• Data extracted from a collection:
================
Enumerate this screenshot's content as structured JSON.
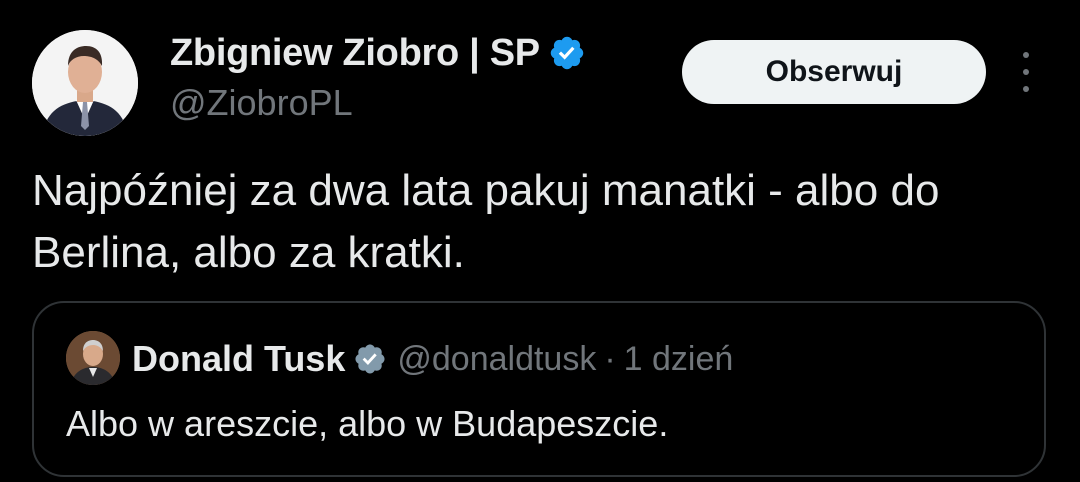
{
  "tweet": {
    "author": {
      "display_name": "Zbigniew Ziobro | SP",
      "handle": "@ZiobroPL",
      "verified": true,
      "avatar_icon": "person-in-suit-avatar"
    },
    "follow_label": "Obserwuj",
    "more_icon": "more-vertical-icon",
    "text": "Najpóźniej za dwa lata pakuj manatki - albo do Berlina, albo za kratki.",
    "quote": {
      "author": {
        "display_name": "Donald Tusk",
        "handle": "@donaldtusk",
        "verified": true,
        "avatar_icon": "person-avatar"
      },
      "separator": "·",
      "time": "1 dzień",
      "text": "Albo w areszcie, albo w Budapeszcie."
    }
  },
  "colors": {
    "background": "#000000",
    "text_primary": "#e7e9ea",
    "text_secondary": "#71767b",
    "verified_badge": "#1d9bf0",
    "verified_badge_quote": "#829aab",
    "follow_button_bg": "#eff3f4",
    "follow_button_text": "#0f1419",
    "quote_border": "#2f3336"
  }
}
================
• WHAT YOU WILL DO: Without the pictures, print the whole listing exactly as given.

• FULL OUTPUT:
Enumerate this screenshot's content as structured JSON.
{
  "tweet": {
    "author": {
      "display_name": "Zbigniew Ziobro | SP",
      "handle": "@ZiobroPL",
      "verified": true,
      "avatar_icon": "person-in-suit-avatar"
    },
    "follow_label": "Obserwuj",
    "more_icon": "more-vertical-icon",
    "text": "Najpóźniej za dwa lata pakuj manatki - albo do Berlina, albo za kratki.",
    "quote": {
      "author": {
        "display_name": "Donald Tusk",
        "handle": "@donaldtusk",
        "verified": true,
        "avatar_icon": "person-avatar"
      },
      "separator": "·",
      "time": "1 dzień",
      "text": "Albo w areszcie, albo w Budapeszcie."
    }
  },
  "colors": {
    "background": "#000000",
    "text_primary": "#e7e9ea",
    "text_secondary": "#71767b",
    "verified_badge": "#1d9bf0",
    "verified_badge_quote": "#829aab",
    "follow_button_bg": "#eff3f4",
    "follow_button_text": "#0f1419",
    "quote_border": "#2f3336"
  }
}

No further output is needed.